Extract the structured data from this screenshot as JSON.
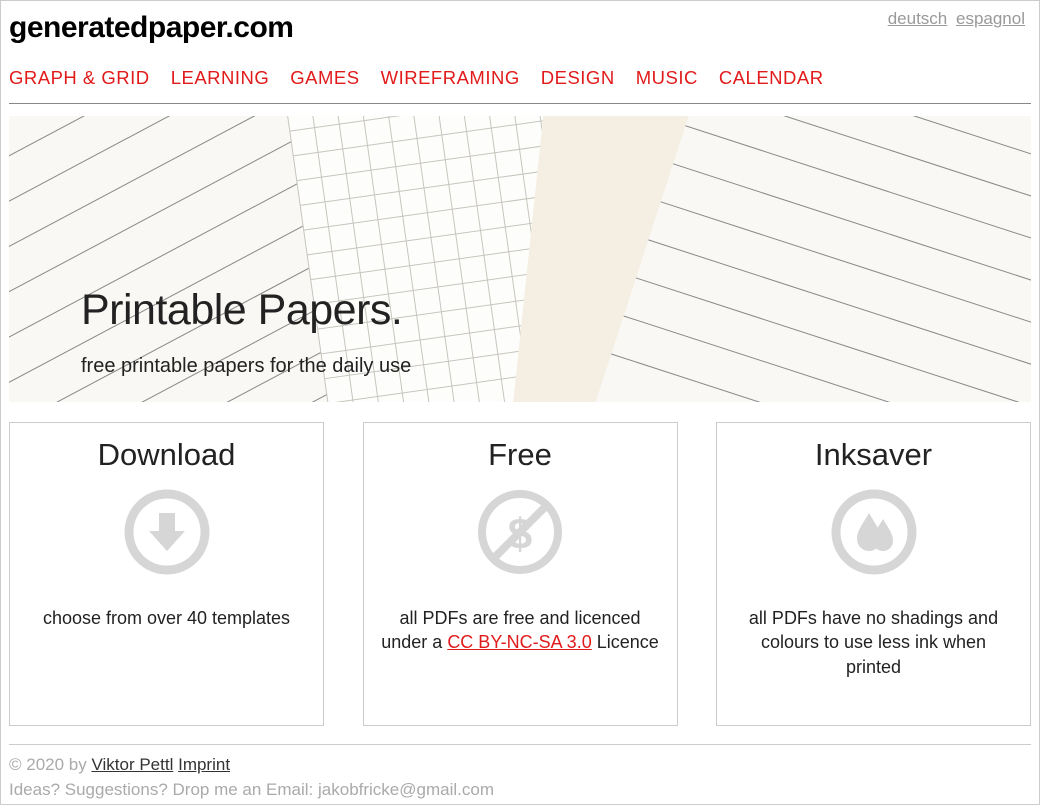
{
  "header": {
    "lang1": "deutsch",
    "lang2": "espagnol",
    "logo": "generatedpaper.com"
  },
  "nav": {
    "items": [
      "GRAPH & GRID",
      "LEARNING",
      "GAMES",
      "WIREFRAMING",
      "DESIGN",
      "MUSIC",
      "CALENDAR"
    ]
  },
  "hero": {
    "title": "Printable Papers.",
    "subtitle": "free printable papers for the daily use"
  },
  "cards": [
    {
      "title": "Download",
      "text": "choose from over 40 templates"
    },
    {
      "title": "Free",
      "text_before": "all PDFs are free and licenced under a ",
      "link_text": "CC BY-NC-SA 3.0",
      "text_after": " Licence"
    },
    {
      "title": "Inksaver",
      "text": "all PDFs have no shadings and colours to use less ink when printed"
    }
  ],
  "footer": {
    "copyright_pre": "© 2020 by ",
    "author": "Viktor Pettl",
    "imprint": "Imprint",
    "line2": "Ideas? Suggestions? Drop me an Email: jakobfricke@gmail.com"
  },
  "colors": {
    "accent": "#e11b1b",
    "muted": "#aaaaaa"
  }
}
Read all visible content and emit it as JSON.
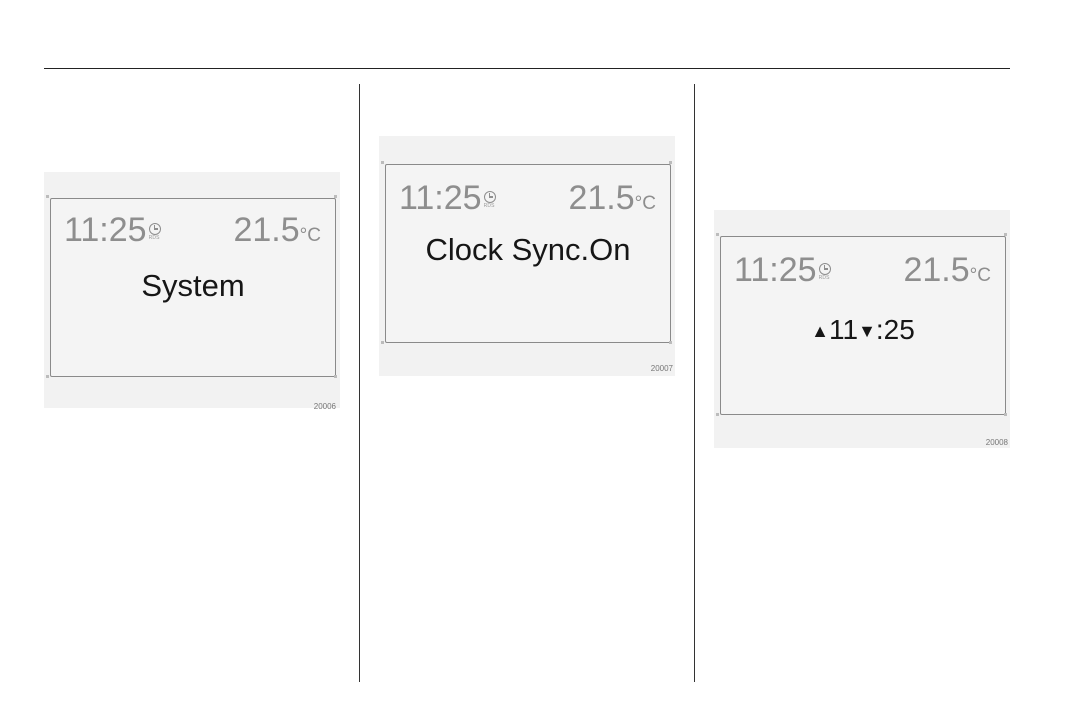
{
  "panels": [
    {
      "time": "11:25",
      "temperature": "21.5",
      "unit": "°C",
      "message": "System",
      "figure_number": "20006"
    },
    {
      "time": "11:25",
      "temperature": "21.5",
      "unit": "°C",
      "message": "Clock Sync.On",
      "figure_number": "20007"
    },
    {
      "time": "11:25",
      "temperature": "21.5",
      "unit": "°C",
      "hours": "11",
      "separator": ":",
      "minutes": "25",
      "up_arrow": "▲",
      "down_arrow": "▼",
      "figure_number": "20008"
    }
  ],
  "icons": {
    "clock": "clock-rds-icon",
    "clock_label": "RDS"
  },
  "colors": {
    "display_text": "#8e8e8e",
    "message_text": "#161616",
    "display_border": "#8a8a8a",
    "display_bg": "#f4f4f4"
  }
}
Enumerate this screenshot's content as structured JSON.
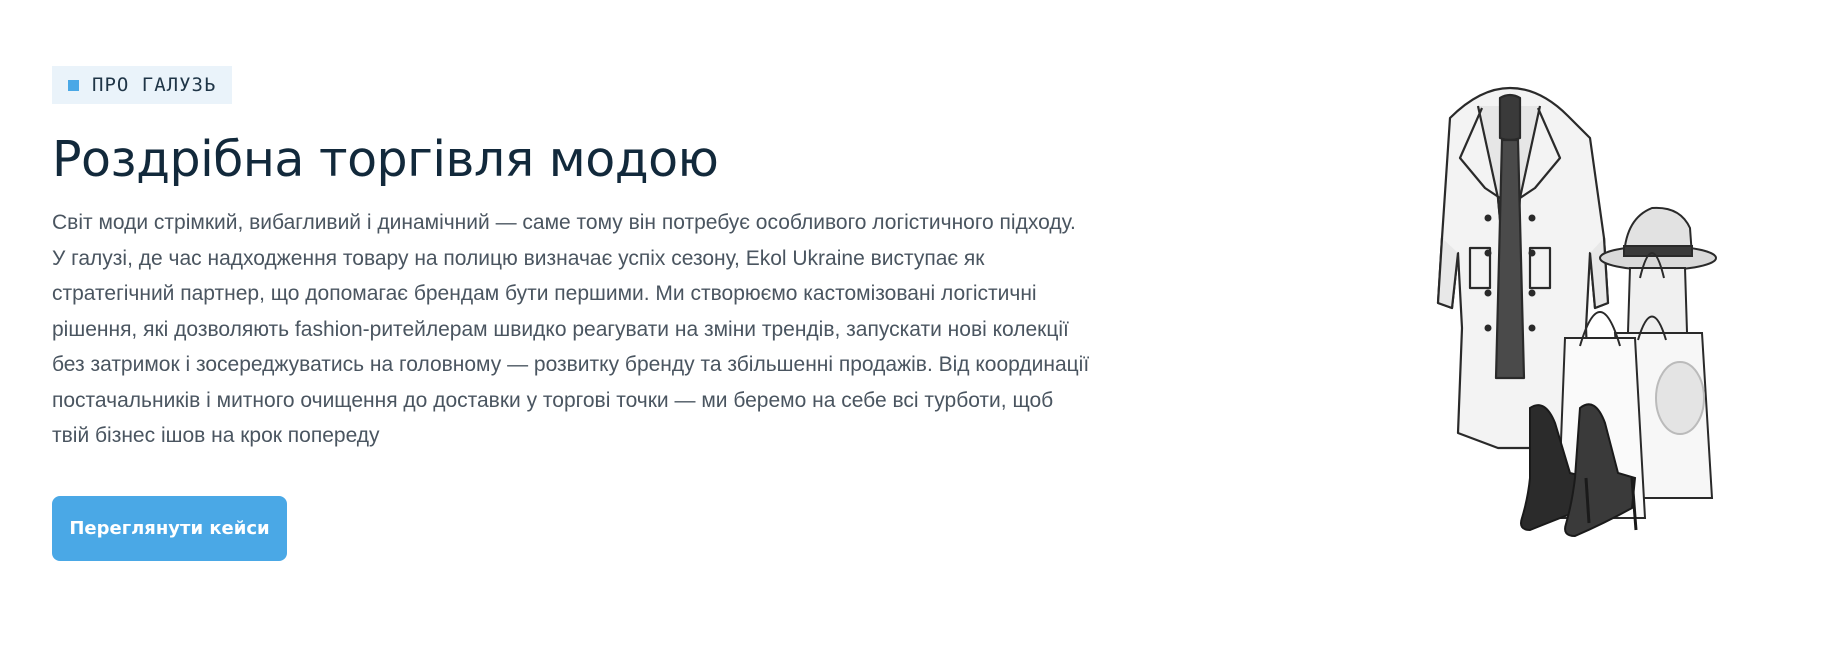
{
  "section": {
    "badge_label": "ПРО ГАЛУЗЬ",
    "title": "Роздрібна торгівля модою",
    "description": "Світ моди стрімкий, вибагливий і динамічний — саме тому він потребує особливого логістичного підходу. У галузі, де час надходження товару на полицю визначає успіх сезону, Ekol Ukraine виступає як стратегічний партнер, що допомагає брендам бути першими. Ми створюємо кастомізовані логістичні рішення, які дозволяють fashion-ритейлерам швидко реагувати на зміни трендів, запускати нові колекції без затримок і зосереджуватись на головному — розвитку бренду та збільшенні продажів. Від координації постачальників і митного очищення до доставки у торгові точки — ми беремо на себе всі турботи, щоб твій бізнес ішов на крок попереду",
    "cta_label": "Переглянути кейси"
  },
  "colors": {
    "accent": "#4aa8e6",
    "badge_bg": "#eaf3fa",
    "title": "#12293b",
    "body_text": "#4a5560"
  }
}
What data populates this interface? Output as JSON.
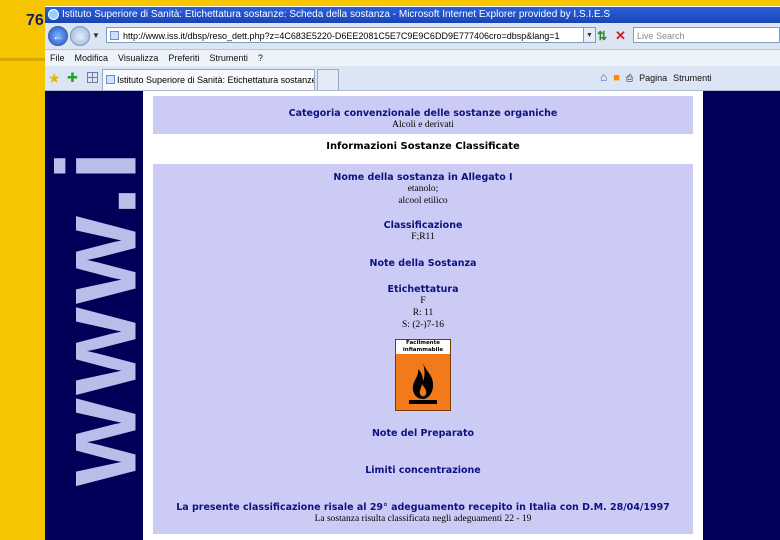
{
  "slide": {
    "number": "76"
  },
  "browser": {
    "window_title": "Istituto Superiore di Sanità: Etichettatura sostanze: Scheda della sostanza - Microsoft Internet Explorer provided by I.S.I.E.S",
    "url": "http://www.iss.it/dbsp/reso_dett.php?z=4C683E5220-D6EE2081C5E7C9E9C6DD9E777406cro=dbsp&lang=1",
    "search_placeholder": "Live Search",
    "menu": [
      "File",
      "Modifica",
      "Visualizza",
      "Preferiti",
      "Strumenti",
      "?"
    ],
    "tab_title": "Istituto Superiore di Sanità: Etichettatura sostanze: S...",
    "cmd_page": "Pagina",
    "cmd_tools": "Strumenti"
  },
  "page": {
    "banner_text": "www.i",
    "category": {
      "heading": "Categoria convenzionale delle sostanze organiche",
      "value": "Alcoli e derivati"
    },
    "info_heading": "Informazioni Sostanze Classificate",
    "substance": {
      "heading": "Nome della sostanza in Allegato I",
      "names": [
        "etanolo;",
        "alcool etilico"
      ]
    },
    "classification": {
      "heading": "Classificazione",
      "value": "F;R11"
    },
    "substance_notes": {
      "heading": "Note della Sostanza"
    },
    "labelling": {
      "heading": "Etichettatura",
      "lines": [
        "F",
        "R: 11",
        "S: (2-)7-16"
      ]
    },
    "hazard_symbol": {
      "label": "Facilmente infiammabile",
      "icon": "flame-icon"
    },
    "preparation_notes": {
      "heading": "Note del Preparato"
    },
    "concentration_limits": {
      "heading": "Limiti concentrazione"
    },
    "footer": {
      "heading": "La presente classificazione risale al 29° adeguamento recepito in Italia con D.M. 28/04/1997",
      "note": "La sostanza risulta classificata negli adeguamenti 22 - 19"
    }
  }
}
========================================================================
Required work: Copy every line of the records above that contains "della".

Solved exercise:
    "window_title": "Istituto Superiore di Sanità: Etichettatura sostanze: Scheda della sostanza - Microsoft Internet Explorer provided by I.S.I.E.S",
      "heading": "Nome della sostanza in Allegato I",
      "heading": "Note della Sostanza"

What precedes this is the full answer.